DIRECTIONS -
Extract each line where the string "title" shows up.

RAW DATA -
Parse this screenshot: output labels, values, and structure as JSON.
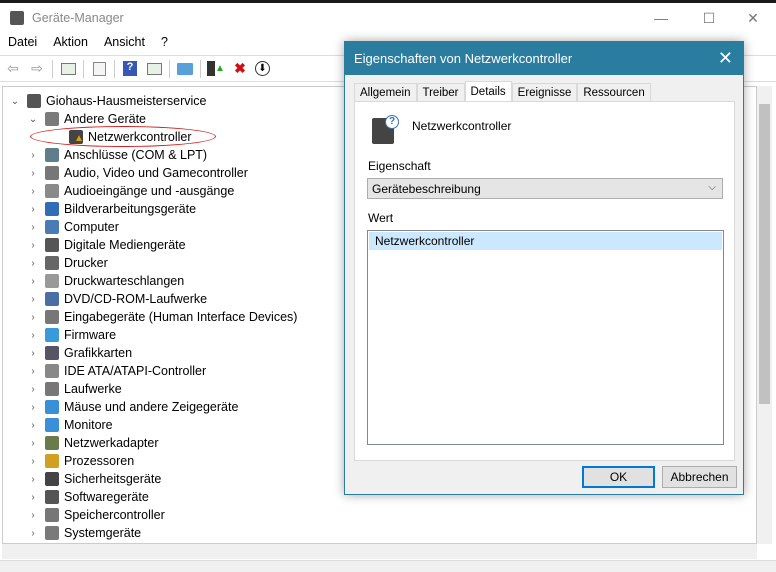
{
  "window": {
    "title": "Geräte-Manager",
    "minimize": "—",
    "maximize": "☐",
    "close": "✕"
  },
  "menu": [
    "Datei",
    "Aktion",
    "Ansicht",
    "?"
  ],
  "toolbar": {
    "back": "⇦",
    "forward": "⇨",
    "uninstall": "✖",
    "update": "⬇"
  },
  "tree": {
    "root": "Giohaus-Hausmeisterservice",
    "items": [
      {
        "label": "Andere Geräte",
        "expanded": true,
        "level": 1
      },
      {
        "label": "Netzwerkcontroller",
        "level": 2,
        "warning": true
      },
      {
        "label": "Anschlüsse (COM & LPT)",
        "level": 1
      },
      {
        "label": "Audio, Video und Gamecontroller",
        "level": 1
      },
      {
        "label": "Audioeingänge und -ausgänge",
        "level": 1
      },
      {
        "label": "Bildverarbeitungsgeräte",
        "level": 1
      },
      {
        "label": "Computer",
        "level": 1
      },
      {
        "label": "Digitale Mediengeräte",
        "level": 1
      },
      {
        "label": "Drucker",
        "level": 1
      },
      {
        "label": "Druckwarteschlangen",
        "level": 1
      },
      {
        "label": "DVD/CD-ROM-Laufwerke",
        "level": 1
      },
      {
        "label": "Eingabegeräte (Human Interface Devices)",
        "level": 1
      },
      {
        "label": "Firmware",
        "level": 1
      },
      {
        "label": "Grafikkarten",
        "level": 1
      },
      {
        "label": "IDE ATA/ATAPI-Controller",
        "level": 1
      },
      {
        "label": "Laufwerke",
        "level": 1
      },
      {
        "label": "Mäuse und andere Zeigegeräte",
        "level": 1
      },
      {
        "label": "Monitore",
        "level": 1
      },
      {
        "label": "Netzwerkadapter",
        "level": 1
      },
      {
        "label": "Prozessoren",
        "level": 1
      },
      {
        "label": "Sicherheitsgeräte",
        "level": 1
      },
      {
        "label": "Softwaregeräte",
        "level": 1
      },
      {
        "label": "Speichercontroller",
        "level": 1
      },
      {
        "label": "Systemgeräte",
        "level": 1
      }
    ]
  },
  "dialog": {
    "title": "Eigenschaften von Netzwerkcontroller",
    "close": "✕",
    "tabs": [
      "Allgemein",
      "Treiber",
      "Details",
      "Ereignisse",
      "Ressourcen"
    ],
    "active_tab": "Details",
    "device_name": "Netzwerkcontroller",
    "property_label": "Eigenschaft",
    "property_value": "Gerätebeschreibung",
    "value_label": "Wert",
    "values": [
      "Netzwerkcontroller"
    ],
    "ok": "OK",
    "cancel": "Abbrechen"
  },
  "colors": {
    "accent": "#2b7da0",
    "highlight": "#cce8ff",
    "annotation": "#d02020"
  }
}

TASK OUTPUT -
    "title": "Geräte-Manager",
    "title": "Eigenschaften von Netzwerkcontroller",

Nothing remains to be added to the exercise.